→ **Problem**
Can you write out all of the material below, word for word?
────────────────────────────────────────
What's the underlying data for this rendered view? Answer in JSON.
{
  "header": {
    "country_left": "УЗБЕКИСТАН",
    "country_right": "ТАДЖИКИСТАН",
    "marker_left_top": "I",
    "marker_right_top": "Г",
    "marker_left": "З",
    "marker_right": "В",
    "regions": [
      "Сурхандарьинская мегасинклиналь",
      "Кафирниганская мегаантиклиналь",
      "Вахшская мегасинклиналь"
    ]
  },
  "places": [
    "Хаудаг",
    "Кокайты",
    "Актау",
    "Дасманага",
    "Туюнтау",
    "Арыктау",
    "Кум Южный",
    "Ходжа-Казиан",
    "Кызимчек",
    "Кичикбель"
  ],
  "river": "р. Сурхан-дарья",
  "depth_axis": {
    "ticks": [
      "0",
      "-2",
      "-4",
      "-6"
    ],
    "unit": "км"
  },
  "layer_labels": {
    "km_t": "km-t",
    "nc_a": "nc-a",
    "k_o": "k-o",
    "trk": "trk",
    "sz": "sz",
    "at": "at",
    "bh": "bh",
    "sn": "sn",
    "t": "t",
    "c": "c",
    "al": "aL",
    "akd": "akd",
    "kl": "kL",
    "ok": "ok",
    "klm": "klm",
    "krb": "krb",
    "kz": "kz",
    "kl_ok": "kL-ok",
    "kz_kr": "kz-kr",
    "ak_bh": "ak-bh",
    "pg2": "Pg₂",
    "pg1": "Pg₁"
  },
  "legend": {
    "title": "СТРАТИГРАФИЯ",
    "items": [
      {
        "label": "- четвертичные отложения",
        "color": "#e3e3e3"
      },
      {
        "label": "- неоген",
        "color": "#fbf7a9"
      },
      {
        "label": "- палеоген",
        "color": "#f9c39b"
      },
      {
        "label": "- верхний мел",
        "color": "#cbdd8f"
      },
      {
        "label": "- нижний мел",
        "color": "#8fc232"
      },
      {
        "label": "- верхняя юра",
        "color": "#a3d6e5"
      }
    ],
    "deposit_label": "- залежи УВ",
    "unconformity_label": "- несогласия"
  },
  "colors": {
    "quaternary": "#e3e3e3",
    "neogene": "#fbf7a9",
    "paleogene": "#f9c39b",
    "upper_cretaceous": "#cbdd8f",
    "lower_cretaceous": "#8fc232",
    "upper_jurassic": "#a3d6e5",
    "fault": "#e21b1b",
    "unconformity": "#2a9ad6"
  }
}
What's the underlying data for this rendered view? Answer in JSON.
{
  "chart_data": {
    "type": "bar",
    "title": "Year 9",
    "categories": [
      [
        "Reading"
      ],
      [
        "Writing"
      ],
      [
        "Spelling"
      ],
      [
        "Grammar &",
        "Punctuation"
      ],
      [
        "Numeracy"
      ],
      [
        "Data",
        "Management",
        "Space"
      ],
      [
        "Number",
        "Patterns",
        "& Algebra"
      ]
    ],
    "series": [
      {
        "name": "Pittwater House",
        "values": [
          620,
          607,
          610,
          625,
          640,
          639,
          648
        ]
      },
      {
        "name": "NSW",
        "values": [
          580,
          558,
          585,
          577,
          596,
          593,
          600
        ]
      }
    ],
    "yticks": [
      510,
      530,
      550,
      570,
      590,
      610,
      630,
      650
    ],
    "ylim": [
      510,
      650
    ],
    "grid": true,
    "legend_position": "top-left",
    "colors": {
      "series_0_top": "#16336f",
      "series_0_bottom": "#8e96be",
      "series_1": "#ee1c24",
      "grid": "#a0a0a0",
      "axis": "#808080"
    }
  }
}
────────────────────────────────────────
→ **Written solution**
What's the underlying data for this rendered view? Answer in JSON.
{
  "header": {
    "country_left": "УЗБЕКИСТАН",
    "country_right": "ТАДЖИКИСТАН",
    "marker_left_top": "I",
    "marker_right_top": "Г",
    "marker_left": "З",
    "marker_right": "В",
    "regions": [
      "Сурхандарьинская мегасинклиналь",
      "Кафирниганская мегаантиклиналь",
      "Вахшская мегасинклиналь"
    ]
  },
  "places": [
    "Хаудаг",
    "Кокайты",
    "Актау",
    "Дасманага",
    "Туюнтау",
    "Арыктау",
    "Кум Южный",
    "Ходжа-Казиан",
    "Кызимчек",
    "Кичикбель"
  ],
  "river": "р. Сурхан-дарья",
  "depth_axis": {
    "ticks": [
      "0",
      "-2",
      "-4",
      "-6"
    ],
    "unit": "км"
  },
  "layer_labels": {
    "km_t": "km-t",
    "nc_a": "nc-a",
    "k_o": "k-o",
    "trk": "trk",
    "sz": "sz",
    "at": "at",
    "bh": "bh",
    "sn": "sn",
    "t": "t",
    "c": "c",
    "al": "aL",
    "akd": "akd",
    "kl": "kL",
    "ok": "ok",
    "klm": "klm",
    "krb": "krb",
    "kz": "kz",
    "kl_ok": "kL-ok",
    "kz_kr": "kz-kr",
    "ak_bh": "ak-bh",
    "pg2": "Pg₂",
    "pg1": "Pg₁"
  },
  "legend": {
    "title": "СТРАТИГРАФИЯ",
    "items": [
      {
        "label": "- четвертичные отложения",
        "color": "#e3e3e3"
      },
      {
        "label": "- неоген",
        "color": "#fbf7a9"
      },
      {
        "label": "- палеоген",
        "color": "#f9c39b"
      },
      {
        "label": "- верхний мел",
        "color": "#cbdd8f"
      },
      {
        "label": "- нижний мел",
        "color": "#8fc232"
      },
      {
        "label": "- верхняя юра",
        "color": "#a3d6e5"
      }
    ],
    "deposit_label": "- залежи УВ",
    "unconformity_label": "- несогласия"
  },
  "colors": {
    "quaternary": "#e3e3e3",
    "neogene": "#fbf7a9",
    "paleogene": "#f9c39b",
    "upper_cretaceous": "#cbdd8f",
    "lower_cretaceous": "#8fc232",
    "upper_jurassic": "#a3d6e5",
    "fault": "#e21b1b",
    "unconformity": "#2a9ad6"
  }
}
What's the underlying data for this rendered view? Answer in JSON.
{
  "chart_data": {
    "type": "bar",
    "title": "Year 9",
    "categories": [
      [
        "Reading"
      ],
      [
        "Writing"
      ],
      [
        "Spelling"
      ],
      [
        "Grammar &",
        "Punctuation"
      ],
      [
        "Numeracy"
      ],
      [
        "Data",
        "Management",
        "Space"
      ],
      [
        "Number",
        "Patterns",
        "& Algebra"
      ]
    ],
    "series": [
      {
        "name": "Pittwater House",
        "values": [
          620,
          607,
          610,
          625,
          640,
          639,
          648
        ]
      },
      {
        "name": "NSW",
        "values": [
          580,
          558,
          585,
          577,
          596,
          593,
          600
        ]
      }
    ],
    "yticks": [
      510,
      530,
      550,
      570,
      590,
      610,
      630,
      650
    ],
    "ylim": [
      510,
      650
    ],
    "grid": true,
    "legend_position": "top-left",
    "colors": {
      "series_0_top": "#16336f",
      "series_0_bottom": "#8e96be",
      "series_1": "#ee1c24",
      "grid": "#a0a0a0",
      "axis": "#808080"
    }
  }
}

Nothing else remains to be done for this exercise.